#### Records shown ####
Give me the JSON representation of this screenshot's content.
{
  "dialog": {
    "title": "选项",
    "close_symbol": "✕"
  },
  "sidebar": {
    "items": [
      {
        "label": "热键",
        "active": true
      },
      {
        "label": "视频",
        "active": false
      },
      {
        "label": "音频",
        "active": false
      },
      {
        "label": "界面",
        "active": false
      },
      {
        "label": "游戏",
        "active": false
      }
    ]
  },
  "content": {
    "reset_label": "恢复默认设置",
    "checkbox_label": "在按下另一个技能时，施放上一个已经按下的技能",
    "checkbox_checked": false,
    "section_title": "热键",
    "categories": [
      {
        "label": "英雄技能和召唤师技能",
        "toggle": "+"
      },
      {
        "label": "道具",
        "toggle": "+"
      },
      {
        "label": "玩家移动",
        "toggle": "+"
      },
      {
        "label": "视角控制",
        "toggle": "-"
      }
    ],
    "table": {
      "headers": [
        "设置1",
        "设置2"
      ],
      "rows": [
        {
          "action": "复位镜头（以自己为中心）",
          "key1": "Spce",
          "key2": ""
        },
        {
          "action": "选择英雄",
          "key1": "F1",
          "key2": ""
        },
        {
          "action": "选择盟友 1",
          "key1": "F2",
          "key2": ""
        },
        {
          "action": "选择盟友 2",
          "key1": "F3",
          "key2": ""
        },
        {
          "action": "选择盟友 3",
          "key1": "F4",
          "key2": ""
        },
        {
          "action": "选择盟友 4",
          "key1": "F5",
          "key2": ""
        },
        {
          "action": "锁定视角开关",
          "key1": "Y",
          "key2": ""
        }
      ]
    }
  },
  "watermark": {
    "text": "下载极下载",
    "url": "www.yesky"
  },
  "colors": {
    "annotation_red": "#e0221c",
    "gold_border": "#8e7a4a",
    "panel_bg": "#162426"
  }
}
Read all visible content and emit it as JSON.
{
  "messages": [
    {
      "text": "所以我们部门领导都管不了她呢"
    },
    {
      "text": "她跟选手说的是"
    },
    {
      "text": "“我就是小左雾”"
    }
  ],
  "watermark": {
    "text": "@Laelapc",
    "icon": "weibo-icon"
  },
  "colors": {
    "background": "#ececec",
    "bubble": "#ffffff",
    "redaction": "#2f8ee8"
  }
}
####
- [Task prompt]:
Take each line of the material that contains the word "text" and list it.

- [Written solution]:
    "text": "下载极下载",
      "text": "所以我们部门领导都管不了她呢"
      "text": "她跟选手说的是"
      "text": "“我就是小左雾”"
    "text": "@Laelapc",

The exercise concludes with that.